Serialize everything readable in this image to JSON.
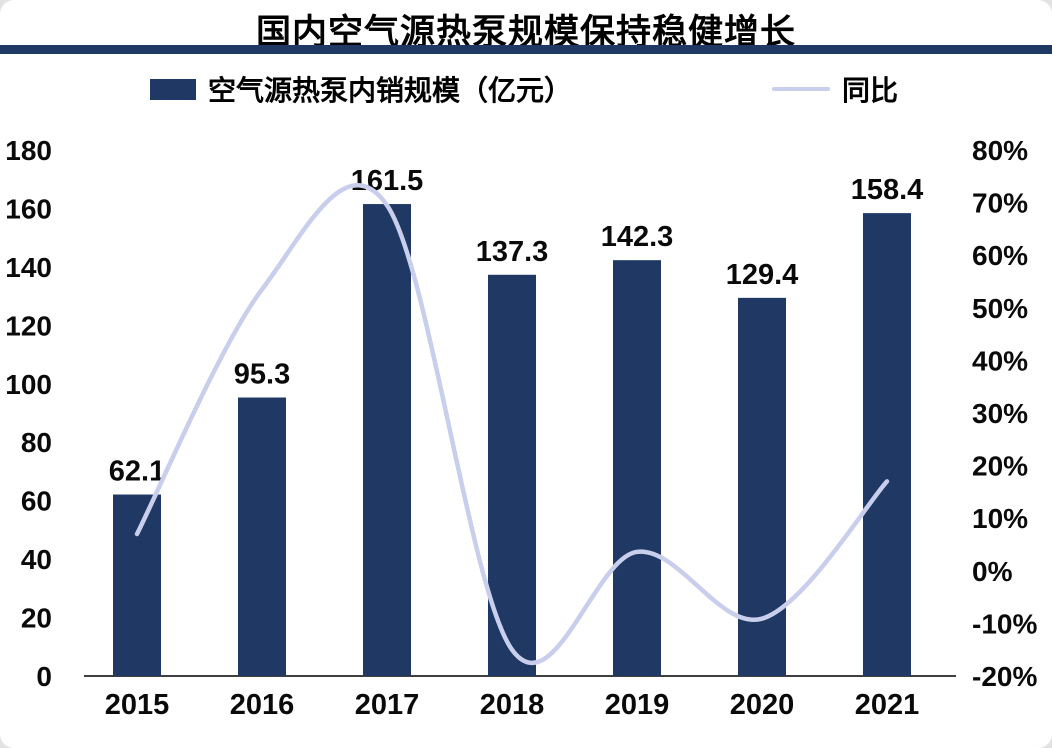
{
  "chart_data": {
    "type": "combo",
    "title": "国内空气源热泵规模保持稳健增长",
    "categories": [
      "2015",
      "2016",
      "2017",
      "2018",
      "2019",
      "2020",
      "2021"
    ],
    "series": [
      {
        "name": "空气源热泵内销规模（亿元）",
        "type": "bar",
        "axis": "left",
        "values": [
          62.1,
          95.3,
          161.5,
          137.3,
          142.3,
          129.4,
          158.4
        ],
        "labels": [
          "62.1",
          "95.3",
          "161.5",
          "137.3",
          "142.3",
          "129.4",
          "158.4"
        ],
        "color": "#1F3864"
      },
      {
        "name": "同比",
        "type": "line",
        "axis": "right",
        "unit": "%",
        "smooth": true,
        "values": [
          7,
          53.5,
          69.5,
          -15,
          3.6,
          -9.1,
          17
        ],
        "color": "#C8CEEC"
      }
    ],
    "left_axis": {
      "min": 0,
      "max": 180,
      "step": 20,
      "tick_labels": [
        "180",
        "160",
        "140",
        "120",
        "100",
        "80",
        "60",
        "40",
        "20",
        "0"
      ]
    },
    "right_axis": {
      "min": -20,
      "max": 80,
      "step": 10,
      "tick_labels": [
        "80%",
        "70%",
        "60%",
        "50%",
        "40%",
        "30%",
        "20%",
        "10%",
        "0%",
        "-10%",
        "-20%"
      ]
    },
    "grid": false,
    "legend_position": "top"
  },
  "colors": {
    "bar": "#1F3864",
    "line": "#C8CEEC",
    "divider": "#1F3864",
    "text": "#0A0A0A",
    "axis_line": "#404040",
    "background": "#FFFFFF"
  }
}
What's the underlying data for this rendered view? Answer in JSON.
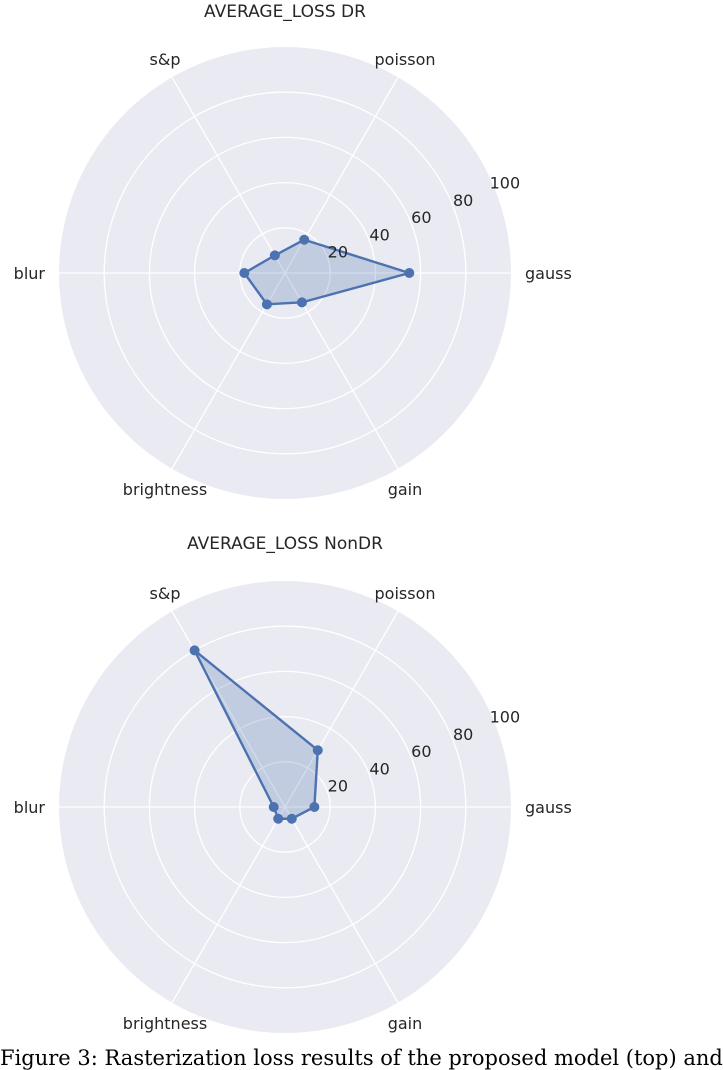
{
  "chart_data": [
    {
      "type": "radar",
      "title": "AVERAGE_LOSS DR",
      "categories": [
        "gauss",
        "poisson",
        "s&p",
        "blur",
        "brightness",
        "gain"
      ],
      "values": [
        55,
        17,
        9,
        18,
        16,
        15
      ],
      "rticks": [
        20,
        40,
        60,
        80,
        100
      ],
      "rlim": [
        0,
        100
      ],
      "grid": true,
      "color": "#4c72b0",
      "background": "#eaeaf2"
    },
    {
      "type": "radar",
      "title": "AVERAGE_LOSS NonDR",
      "categories": [
        "gauss",
        "poisson",
        "s&p",
        "blur",
        "brightness",
        "gain"
      ],
      "values": [
        13,
        29,
        80,
        5,
        6,
        6
      ],
      "rticks": [
        20,
        40,
        60,
        80,
        100
      ],
      "rlim": [
        0,
        100
      ],
      "grid": true,
      "color": "#4c72b0",
      "background": "#eaeaf2"
    }
  ],
  "caption": "Figure 3: Rasterization loss results of the proposed model (top) and"
}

• • • • •

CHALLENGE>
Pick out each line in the material containing "this".

COMPLETE OUTPUT>
Serialize everything readable in this image to JSON.
What's the underlying data for this rendered view? Answer in JSON.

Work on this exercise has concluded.